Figure record extracts:
——

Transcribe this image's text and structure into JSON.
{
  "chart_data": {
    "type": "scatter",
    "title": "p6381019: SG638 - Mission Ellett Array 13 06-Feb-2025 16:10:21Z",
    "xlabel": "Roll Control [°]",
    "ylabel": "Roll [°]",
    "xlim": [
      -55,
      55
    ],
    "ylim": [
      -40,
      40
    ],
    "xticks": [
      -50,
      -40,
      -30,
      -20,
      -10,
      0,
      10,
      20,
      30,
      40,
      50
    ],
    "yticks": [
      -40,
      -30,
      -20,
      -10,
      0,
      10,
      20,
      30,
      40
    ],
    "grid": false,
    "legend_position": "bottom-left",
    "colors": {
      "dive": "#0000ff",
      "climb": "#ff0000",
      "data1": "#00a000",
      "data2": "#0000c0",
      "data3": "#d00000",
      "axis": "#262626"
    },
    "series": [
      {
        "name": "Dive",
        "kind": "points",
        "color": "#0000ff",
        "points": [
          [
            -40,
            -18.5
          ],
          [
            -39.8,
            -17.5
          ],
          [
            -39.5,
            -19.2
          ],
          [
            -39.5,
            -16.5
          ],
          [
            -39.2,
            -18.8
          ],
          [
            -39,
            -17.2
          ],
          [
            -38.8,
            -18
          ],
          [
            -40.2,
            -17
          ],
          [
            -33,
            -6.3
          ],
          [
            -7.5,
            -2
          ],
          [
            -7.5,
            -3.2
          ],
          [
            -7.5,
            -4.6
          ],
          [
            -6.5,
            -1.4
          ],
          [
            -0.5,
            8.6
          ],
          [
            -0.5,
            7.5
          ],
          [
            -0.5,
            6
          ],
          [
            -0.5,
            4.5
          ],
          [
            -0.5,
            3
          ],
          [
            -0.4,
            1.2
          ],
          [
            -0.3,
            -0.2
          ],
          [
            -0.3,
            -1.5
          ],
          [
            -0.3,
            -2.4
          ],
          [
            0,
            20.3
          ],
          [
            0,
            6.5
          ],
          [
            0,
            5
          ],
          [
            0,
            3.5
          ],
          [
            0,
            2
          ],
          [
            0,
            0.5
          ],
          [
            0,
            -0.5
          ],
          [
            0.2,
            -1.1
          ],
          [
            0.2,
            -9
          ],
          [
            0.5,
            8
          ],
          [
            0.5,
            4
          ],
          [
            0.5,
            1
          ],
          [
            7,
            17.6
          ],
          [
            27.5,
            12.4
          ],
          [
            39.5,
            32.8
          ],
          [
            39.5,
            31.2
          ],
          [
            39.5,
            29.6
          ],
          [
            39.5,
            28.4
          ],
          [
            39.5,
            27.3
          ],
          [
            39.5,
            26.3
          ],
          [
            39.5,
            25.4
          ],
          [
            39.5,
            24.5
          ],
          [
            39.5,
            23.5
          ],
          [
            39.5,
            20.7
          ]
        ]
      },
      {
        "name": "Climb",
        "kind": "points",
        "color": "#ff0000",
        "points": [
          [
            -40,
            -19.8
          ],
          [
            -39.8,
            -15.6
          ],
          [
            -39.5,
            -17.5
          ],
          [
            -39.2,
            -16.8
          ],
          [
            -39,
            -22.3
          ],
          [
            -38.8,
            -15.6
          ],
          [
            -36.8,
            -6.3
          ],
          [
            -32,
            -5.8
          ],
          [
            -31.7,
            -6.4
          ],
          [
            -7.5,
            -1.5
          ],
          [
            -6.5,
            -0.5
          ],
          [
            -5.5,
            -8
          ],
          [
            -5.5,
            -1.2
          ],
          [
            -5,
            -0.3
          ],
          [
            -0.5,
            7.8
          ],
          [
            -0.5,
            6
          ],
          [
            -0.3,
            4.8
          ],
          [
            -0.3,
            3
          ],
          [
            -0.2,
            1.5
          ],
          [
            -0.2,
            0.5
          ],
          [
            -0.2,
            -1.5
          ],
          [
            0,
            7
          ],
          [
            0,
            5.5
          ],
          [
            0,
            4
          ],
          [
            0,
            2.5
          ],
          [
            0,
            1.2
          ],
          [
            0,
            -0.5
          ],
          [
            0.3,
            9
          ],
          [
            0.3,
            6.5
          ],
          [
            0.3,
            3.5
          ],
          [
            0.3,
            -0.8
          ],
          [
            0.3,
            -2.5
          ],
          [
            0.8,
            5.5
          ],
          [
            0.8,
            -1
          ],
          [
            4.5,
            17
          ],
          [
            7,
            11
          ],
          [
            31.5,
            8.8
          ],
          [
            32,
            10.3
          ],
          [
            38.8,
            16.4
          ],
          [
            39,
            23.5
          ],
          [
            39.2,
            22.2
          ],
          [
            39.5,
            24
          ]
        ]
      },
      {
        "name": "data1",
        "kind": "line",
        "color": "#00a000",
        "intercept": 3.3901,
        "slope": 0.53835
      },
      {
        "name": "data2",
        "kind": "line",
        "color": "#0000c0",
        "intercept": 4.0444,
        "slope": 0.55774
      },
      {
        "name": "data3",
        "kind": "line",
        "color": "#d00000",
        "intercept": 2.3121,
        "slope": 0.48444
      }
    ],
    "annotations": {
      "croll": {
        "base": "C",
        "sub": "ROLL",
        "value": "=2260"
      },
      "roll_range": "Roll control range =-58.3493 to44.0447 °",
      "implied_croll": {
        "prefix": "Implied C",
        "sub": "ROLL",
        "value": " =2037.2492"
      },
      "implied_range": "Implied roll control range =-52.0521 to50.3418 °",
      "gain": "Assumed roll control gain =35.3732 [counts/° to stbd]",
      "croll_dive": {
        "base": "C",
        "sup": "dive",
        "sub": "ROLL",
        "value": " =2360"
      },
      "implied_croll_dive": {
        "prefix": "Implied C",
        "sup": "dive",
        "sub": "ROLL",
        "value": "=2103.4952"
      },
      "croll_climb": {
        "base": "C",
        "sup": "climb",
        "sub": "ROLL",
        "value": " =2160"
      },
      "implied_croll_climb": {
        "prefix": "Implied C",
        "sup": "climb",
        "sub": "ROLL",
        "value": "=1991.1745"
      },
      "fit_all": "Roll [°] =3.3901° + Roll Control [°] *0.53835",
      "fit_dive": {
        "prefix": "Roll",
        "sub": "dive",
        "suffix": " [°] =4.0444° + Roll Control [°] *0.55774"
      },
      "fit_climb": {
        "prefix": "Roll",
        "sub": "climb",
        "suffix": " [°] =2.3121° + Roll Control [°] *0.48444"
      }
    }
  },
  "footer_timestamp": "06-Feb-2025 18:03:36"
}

——

# What to work on
Check all the records above and select each line where the string "value" is found.

# Problem solution
        "value": "=2260"
        "value": " =2037.2492"
        "value": " =2360"
        "value": "=2103.4952"
        "value": " =2160"
        "value": "=1991.1745"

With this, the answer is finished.